## ENTRIES SHOWN
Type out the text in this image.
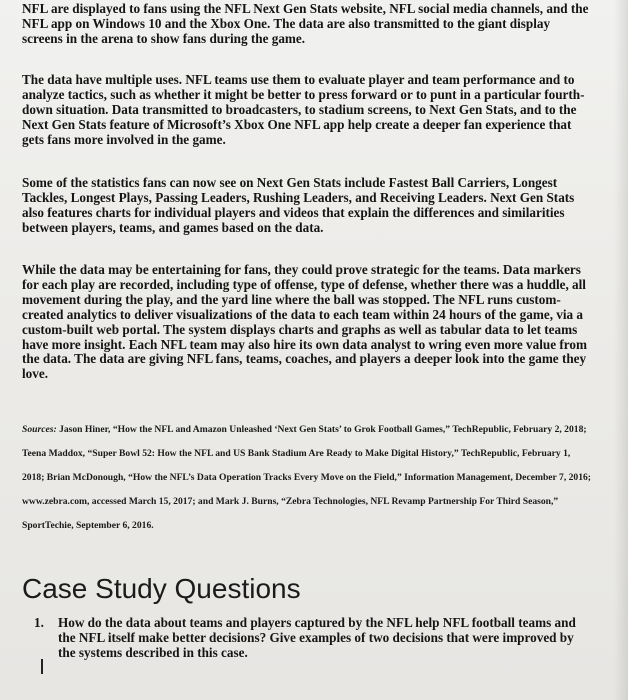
NFL are displayed to fans using the NFL Next Gen Stats website, NFL social media channels, and the NFL app on Windows 10 and the Xbox One. The data are also transmitted to the giant display screens in the arena to show fans during the game.

The data have multiple uses. NFL teams use them to evaluate player and team performance and to analyze tactics, such as whether it might be better to press forward or to punt in a particular fourth-down situation. Data transmitted to broadcasters, to stadium screens, to Next Gen Stats, and to the Next Gen Stats feature of Microsoft’s Xbox One NFL app help create a deeper fan experience that gets fans more involved in the game.

Some of the statistics fans can now see on Next Gen Stats include Fastest Ball Carriers, Longest Tackles, Longest Plays, Passing Leaders, Rushing Leaders, and Receiving Leaders. Next Gen Stats also features charts for individual players and videos that explain the differences and similarities between players, teams, and games based on the data.

While the data may be entertaining for fans, they could prove strategic for the teams. Data markers for each play are recorded, including type of offense, type of defense, whether there was a huddle, all movement during the play, and the yard line where the ball was stopped. The NFL runs custom-created analytics to deliver visualizations of the data to each team within 24 hours of the game, via a custom-built web portal. The system displays charts and graphs as well as tabular data to let teams have more insight. Each NFL team may also hire its own data analyst to wring even more value from the data. The data are giving NFL fans, teams, coaches, and players a deeper look into the game they love.

Sources: Jason Hiner, “How the NFL and Amazon Unleashed ‘Next Gen Stats’ to Grok Football Games,” TechRepublic, February 2, 2018; Teena Maddox, “Super Bowl 52: How the NFL and US Bank Stadium Are Ready to Make Digital History,” TechRepublic, February 1, 2018; Brian McDonough, “How the NFL’s Data Operation Tracks Every Move on the Field,” Information Management, December 7, 2016; www.zebra.com, accessed March 15, 2017; and Mark J. Burns, “Zebra Technologies, NFL Revamp Partnership For Third Season,” SportTechie, September 6, 2016.

Case Study Questions
1.	How do the data about teams and players captured by the NFL help NFL football teams and the NFL itself make better decisions? Give examples of two decisions that were improved by the systems described in this case.
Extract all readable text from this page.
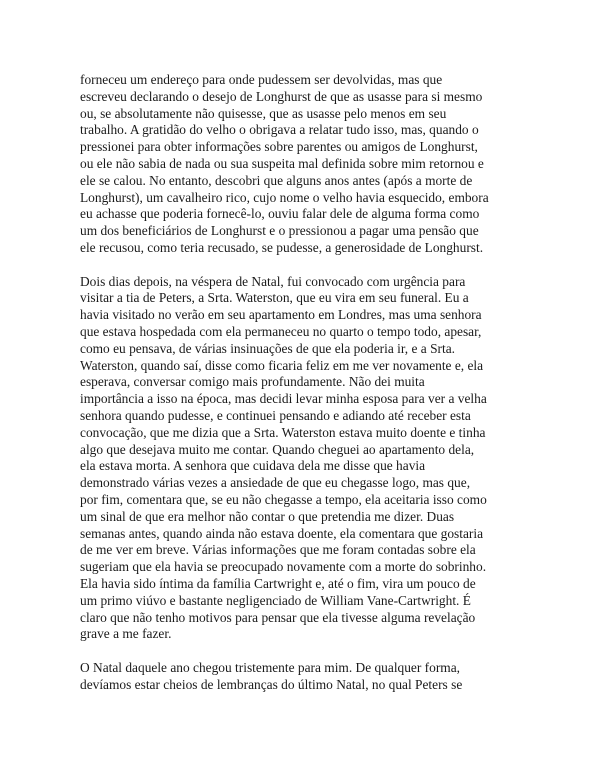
forneceu um endereço para onde pudessem ser devolvidas, mas que
escreveu declarando o desejo de Longhurst de que as usasse para si mesmo
ou, se absolutamente não quisesse, que as usasse pelo menos em seu
trabalho. A gratidão do velho o obrigava a relatar tudo isso, mas, quando o
pressionei para obter informações sobre parentes ou amigos de Longhurst,
ou ele não sabia de nada ou sua suspeita mal definida sobre mim retornou e
ele se calou. No entanto, descobri que alguns anos antes (após a morte de
Longhurst), um cavalheiro rico, cujo nome o velho havia esquecido, embora
eu achasse que poderia fornecê-lo, ouviu falar dele de alguma forma como
um dos beneficiários de Longhurst e o pressionou a pagar uma pensão que
ele recusou, como teria recusado, se pudesse, a generosidade de Longhurst.

Dois dias depois, na véspera de Natal, fui convocado com urgência para
visitar a tia de Peters, a Srta. Waterston, que eu vira em seu funeral. Eu a
havia visitado no verão em seu apartamento em Londres, mas uma senhora
que estava hospedada com ela permaneceu no quarto o tempo todo, apesar,
como eu pensava, de várias insinuações de que ela poderia ir, e a Srta.
Waterston, quando saí, disse como ficaria feliz em me ver novamente e, ela
esperava, conversar comigo mais profundamente. Não dei muita
importância a isso na época, mas decidi levar minha esposa para ver a velha
senhora quando pudesse, e continuei pensando e adiando até receber esta
convocação, que me dizia que a Srta. Waterston estava muito doente e tinha
algo que desejava muito me contar. Quando cheguei ao apartamento dela,
ela estava morta. A senhora que cuidava dela me disse que havia
demonstrado várias vezes a ansiedade de que eu chegasse logo, mas que,
por fim, comentara que, se eu não chegasse a tempo, ela aceitaria isso como
um sinal de que era melhor não contar o que pretendia me dizer. Duas
semanas antes, quando ainda não estava doente, ela comentara que gostaria
de me ver em breve. Várias informações que me foram contadas sobre ela
sugeriam que ela havia se preocupado novamente com a morte do sobrinho.
Ela havia sido íntima da família Cartwright e, até o fim, vira um pouco de
um primo viúvo e bastante negligenciado de William Vane-Cartwright. É
claro que não tenho motivos para pensar que ela tivesse alguma revelação
grave a me fazer.

O Natal daquele ano chegou tristemente para mim. De qualquer forma,
devíamos estar cheios de lembranças do último Natal, no qual Peters se
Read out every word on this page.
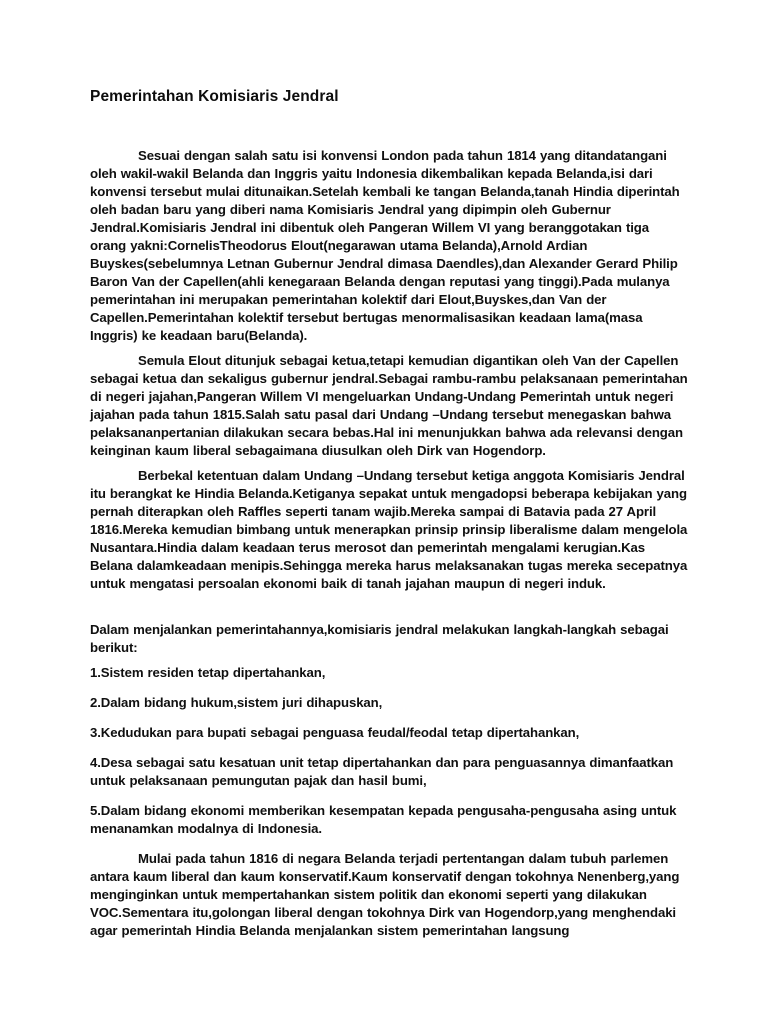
Pemerintahan Komisiaris Jendral

Sesuai dengan salah satu isi konvensi London pada tahun 1814 yang ditandatangani oleh wakil-wakil Belanda dan Inggris yaitu Indonesia dikembalikan kepada Belanda,isi dari konvensi tersebut mulai ditunaikan.Setelah kembali ke tangan Belanda,tanah Hindia diperintah oleh badan baru yang diberi nama Komisiaris Jendral yang dipimpin oleh Gubernur Jendral.Komisiaris Jendral ini dibentuk oleh Pangeran Willem VI yang beranggotakan tiga orang yakni:CornelisTheodorus Elout(negarawan utama Belanda),Arnold Ardian Buyskes(sebelumnya Letnan Gubernur Jendral dimasa Daendles),dan Alexander Gerard Philip Baron Van der Capellen(ahli kenegaraan Belanda dengan reputasi yang tinggi).Pada mulanya pemerintahan ini merupakan pemerintahan kolektif dari Elout,Buyskes,dan Van der Capellen.Pemerintahan kolektif tersebut bertugas menormalisasikan keadaan lama(masa Inggris) ke keadaan baru(Belanda).

Semula Elout ditunjuk sebagai ketua,tetapi kemudian digantikan oleh Van der Capellen sebagai ketua dan sekaligus gubernur jendral.Sebagai rambu-rambu pelaksanaan pemerintahan di negeri jajahan,Pangeran Willem VI mengeluarkan Undang-Undang Pemerintah untuk negeri jajahan pada tahun 1815.Salah satu pasal dari Undang –Undang tersebut menegaskan bahwa pelaksananpertanian dilakukan secara bebas.Hal ini menunjukkan bahwa ada relevansi dengan keinginan kaum liberal sebagaimana diusulkan oleh Dirk van Hogendorp.

Berbekal ketentuan dalam Undang –Undang tersebut ketiga anggota Komisiaris Jendral itu berangkat ke Hindia Belanda.Ketiganya sepakat untuk mengadopsi beberapa kebijakan yang pernah diterapkan oleh Raffles seperti tanam wajib.Mereka sampai di Batavia pada 27 April 1816.Mereka kemudian bimbang untuk menerapkan prinsip prinsip liberalisme dalam mengelola Nusantara.Hindia dalam keadaan terus merosot dan pemerintah mengalami kerugian.Kas Belana dalamkeadaan menipis.Sehingga mereka harus melaksanakan tugas mereka secepatnya untuk mengatasi persoalan ekonomi baik di tanah jajahan maupun di negeri induk.

Dalam menjalankan pemerintahannya,komisiaris jendral melakukan langkah-langkah sebagai berikut:

1.Sistem residen tetap dipertahankan,

2.Dalam bidang hukum,sistem juri dihapuskan,

3.Kedudukan para bupati sebagai penguasa feudal/feodal tetap dipertahankan,

4.Desa sebagai satu kesatuan unit tetap dipertahankan dan para penguasannya dimanfaatkan untuk pelaksanaan pemungutan pajak dan hasil bumi,

5.Dalam bidang ekonomi memberikan kesempatan kepada pengusaha-pengusaha asing untuk menanamkan modalnya di Indonesia.

Mulai pada tahun 1816 di negara Belanda terjadi pertentangan dalam tubuh parlemen antara kaum liberal dan kaum konservatif.Kaum konservatif dengan tokohnya Nenenberg,yang menginginkan untuk mempertahankan sistem politik dan ekonomi seperti yang dilakukan VOC.Sementara itu,golongan liberal dengan tokohnya Dirk van Hogendorp,yang menghendaki agar pemerintah Hindia Belanda menjalankan sistem pemerintahan langsung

## TASK REQUIREMENTS
Return each line among the entries that holds the word "Hogendorp".

## FULL OUTPUT
Semula Elout ditunjuk sebagai ketua,tetapi kemudian digantikan oleh Van der Capellen sebagai ketua dan sekaligus gubernur jendral.Sebagai rambu-rambu pelaksanaan pemerintahan di negeri jajahan,Pangeran Willem VI mengeluarkan Undang-Undang Pemerintah untuk negeri jajahan pada tahun 1815.Salah satu pasal dari Undang –Undang tersebut menegaskan bahwa pelaksananpertanian dilakukan secara bebas.Hal ini menunjukkan bahwa ada relevansi dengan keinginan kaum liberal sebagaimana diusulkan oleh Dirk van Hogendorp.
Mulai pada tahun 1816 di negara Belanda terjadi pertentangan dalam tubuh parlemen antara kaum liberal dan kaum konservatif.Kaum konservatif dengan tokohnya Nenenberg,yang menginginkan untuk mempertahankan sistem politik dan ekonomi seperti yang dilakukan VOC.Sementara itu,golongan liberal dengan tokohnya Dirk van Hogendorp,yang menghendaki agar pemerintah Hindia Belanda menjalankan sistem pemerintahan langsung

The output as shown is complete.